• WHAT YOU SHOULD DO: Which lines hold the word "dịch"? Copy each of them.

• GIVEN DATA:
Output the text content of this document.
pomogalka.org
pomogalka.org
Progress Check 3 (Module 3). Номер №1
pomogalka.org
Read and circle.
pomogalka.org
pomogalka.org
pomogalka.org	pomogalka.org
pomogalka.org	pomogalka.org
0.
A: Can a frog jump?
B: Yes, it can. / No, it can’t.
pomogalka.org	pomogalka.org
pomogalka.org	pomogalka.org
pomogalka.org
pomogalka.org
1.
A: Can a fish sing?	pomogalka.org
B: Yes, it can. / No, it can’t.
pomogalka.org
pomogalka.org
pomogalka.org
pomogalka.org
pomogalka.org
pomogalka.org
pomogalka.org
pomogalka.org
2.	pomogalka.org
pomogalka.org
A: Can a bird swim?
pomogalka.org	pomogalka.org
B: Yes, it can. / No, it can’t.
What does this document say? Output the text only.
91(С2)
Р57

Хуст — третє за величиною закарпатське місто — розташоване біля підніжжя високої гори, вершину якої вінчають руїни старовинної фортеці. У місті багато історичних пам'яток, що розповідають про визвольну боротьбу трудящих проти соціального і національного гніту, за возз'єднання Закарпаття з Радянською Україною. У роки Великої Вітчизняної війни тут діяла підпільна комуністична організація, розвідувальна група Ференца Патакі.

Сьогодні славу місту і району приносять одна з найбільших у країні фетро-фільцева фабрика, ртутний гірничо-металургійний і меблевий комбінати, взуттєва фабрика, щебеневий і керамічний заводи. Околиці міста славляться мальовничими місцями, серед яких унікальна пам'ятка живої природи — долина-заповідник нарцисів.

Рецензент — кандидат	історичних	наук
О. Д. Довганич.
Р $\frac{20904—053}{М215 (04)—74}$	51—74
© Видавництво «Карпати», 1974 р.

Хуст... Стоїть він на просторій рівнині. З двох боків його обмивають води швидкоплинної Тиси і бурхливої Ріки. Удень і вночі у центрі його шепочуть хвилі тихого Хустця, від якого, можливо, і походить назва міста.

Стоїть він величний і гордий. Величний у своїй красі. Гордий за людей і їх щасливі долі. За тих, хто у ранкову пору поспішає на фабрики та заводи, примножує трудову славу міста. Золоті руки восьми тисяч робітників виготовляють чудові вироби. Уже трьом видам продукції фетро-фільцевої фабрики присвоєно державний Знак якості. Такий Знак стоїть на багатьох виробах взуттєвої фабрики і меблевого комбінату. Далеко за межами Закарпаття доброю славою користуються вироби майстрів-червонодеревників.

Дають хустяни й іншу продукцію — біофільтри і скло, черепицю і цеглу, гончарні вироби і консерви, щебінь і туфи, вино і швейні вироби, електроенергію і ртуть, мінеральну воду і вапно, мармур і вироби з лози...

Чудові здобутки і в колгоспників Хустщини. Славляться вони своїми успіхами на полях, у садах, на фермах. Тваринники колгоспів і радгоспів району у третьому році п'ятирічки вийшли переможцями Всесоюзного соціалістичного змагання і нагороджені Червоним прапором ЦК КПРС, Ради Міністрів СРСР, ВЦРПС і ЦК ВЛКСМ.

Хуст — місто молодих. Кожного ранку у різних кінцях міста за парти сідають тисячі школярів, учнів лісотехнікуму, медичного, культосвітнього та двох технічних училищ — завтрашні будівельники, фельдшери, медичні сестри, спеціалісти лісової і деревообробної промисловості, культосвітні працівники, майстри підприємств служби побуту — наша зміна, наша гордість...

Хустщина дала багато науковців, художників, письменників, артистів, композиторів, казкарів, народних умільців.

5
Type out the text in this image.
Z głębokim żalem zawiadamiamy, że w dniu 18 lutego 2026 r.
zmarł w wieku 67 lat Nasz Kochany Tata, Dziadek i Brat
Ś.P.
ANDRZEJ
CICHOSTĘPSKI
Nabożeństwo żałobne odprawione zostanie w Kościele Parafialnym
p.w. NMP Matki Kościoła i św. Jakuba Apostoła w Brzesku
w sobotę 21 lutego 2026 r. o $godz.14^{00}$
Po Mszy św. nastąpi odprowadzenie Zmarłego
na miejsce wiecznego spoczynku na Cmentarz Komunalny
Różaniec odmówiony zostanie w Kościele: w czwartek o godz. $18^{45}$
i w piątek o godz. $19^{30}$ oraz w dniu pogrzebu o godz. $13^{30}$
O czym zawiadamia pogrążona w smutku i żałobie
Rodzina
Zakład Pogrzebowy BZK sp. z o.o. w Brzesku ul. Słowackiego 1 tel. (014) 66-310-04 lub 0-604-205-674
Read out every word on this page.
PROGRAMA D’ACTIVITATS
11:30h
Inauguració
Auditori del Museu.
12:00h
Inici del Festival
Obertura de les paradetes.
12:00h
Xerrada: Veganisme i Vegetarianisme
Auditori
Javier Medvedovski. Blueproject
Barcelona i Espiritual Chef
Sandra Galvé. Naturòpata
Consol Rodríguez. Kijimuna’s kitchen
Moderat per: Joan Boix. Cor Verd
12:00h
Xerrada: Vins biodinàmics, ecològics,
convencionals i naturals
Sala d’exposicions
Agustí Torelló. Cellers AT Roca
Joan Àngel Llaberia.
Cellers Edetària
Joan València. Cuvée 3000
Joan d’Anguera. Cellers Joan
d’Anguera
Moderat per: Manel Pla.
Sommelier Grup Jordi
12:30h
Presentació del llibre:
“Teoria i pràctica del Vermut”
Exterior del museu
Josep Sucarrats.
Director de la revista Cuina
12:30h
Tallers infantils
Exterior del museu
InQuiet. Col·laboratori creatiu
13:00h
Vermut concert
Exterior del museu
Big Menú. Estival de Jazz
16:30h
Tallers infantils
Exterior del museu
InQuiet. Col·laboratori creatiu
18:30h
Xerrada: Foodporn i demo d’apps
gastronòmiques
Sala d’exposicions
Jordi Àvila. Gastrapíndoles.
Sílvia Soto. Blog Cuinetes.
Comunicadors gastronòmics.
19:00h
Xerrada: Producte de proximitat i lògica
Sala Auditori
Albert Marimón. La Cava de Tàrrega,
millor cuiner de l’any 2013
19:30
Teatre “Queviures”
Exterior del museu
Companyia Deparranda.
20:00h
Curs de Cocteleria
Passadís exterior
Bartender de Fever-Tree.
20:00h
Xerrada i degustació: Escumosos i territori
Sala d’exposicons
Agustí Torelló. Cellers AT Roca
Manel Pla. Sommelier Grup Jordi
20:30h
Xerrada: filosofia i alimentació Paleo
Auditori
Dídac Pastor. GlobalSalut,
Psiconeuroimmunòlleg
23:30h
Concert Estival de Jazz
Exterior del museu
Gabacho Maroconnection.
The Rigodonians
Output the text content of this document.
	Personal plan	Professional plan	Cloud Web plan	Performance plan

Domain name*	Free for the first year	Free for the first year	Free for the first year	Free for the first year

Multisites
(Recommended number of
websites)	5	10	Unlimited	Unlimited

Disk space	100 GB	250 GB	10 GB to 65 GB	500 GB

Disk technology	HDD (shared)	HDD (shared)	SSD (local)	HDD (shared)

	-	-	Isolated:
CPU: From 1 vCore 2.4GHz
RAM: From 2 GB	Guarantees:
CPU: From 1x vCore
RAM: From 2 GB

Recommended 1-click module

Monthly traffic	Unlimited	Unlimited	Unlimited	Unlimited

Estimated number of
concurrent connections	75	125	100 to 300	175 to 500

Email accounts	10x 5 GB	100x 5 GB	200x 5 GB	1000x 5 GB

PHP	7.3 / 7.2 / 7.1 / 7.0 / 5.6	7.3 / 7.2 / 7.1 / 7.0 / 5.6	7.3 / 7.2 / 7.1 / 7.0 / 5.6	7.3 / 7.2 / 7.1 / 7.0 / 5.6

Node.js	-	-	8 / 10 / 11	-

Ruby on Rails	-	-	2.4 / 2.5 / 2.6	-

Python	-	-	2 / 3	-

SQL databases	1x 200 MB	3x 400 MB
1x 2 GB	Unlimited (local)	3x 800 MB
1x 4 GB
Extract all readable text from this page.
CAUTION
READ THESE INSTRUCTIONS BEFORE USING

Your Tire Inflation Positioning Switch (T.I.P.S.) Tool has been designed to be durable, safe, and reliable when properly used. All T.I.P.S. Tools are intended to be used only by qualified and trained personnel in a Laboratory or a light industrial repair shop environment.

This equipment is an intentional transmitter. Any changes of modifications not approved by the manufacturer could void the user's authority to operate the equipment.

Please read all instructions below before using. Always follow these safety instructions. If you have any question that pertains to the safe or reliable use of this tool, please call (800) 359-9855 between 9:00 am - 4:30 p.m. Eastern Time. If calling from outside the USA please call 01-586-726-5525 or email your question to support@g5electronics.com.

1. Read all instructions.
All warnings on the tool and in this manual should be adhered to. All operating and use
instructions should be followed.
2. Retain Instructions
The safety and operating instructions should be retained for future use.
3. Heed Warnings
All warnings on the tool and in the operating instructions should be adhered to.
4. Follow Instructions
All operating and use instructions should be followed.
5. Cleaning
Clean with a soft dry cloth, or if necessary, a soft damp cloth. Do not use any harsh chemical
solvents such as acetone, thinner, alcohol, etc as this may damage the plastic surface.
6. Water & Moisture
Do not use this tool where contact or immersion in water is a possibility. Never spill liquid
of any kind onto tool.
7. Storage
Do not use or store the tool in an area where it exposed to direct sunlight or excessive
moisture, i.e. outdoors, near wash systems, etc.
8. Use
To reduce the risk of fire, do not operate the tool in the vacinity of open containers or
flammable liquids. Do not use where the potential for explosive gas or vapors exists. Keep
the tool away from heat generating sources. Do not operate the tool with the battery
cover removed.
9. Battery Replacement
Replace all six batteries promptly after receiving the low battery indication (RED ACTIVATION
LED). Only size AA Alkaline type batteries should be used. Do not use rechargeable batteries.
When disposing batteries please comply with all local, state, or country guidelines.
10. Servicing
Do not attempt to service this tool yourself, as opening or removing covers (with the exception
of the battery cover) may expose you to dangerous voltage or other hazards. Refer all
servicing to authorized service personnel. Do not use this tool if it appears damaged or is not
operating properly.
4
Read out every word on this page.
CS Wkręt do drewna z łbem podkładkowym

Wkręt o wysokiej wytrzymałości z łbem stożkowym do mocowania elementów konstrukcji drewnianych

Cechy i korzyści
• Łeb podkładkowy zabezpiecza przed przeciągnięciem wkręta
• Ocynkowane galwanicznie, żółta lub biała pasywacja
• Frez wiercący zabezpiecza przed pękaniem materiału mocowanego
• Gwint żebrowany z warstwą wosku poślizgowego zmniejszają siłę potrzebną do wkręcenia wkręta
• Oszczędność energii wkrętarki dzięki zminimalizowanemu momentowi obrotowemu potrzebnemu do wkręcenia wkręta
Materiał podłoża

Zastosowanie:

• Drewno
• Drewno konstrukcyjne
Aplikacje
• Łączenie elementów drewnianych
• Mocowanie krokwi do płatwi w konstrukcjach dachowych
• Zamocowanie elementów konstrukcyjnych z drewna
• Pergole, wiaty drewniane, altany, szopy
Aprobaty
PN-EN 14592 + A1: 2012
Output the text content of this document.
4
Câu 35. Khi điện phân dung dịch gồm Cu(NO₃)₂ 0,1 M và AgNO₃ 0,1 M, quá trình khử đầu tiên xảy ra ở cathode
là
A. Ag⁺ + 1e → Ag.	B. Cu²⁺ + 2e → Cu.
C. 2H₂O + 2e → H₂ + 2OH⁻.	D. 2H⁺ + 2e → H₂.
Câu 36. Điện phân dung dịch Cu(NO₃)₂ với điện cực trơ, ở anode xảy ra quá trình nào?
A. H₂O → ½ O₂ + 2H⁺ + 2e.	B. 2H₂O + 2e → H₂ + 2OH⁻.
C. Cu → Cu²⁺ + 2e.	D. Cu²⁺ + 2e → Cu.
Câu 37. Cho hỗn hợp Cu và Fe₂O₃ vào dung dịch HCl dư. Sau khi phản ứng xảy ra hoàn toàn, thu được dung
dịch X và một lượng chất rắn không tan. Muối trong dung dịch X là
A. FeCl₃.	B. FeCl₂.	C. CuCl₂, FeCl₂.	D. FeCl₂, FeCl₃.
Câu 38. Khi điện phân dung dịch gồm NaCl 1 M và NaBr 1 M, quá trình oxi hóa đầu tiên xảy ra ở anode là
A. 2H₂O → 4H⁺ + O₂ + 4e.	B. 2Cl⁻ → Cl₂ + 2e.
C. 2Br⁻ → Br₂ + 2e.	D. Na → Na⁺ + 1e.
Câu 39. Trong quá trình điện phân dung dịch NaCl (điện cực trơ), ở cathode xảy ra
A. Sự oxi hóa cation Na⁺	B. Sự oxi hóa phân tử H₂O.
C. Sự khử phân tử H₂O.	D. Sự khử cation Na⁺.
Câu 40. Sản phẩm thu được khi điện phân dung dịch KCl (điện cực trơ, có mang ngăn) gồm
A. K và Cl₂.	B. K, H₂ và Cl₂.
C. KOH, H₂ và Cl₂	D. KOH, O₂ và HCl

• TASK ANSWER:
Câu 35. Khi điện phân dung dịch gồm Cu(NO₃)₂ 0,1 M và AgNO₃ 0,1 M, quá trình khử đầu tiên xảy ra ở cathode
Câu 36. Điện phân dung dịch Cu(NO₃)₂ với điện cực trơ, ở anode xảy ra quá trình nào?
Câu 37. Cho hỗn hợp Cu và Fe₂O₃ vào dung dịch HCl dư. Sau khi phản ứng xảy ra hoàn toàn, thu được dung
dịch X và một lượng chất rắn không tan. Muối trong dung dịch X là
Câu 38. Khi điện phân dung dịch gồm NaCl 1 M và NaBr 1 M, quá trình oxi hóa đầu tiên xảy ra ở anode là
Câu 39. Trong quá trình điện phân dung dịch NaCl (điện cực trơ), ở cathode xảy ra
Câu 40. Sản phẩm thu được khi điện phân dung dịch KCl (điện cực trơ, có mang ngăn) gồm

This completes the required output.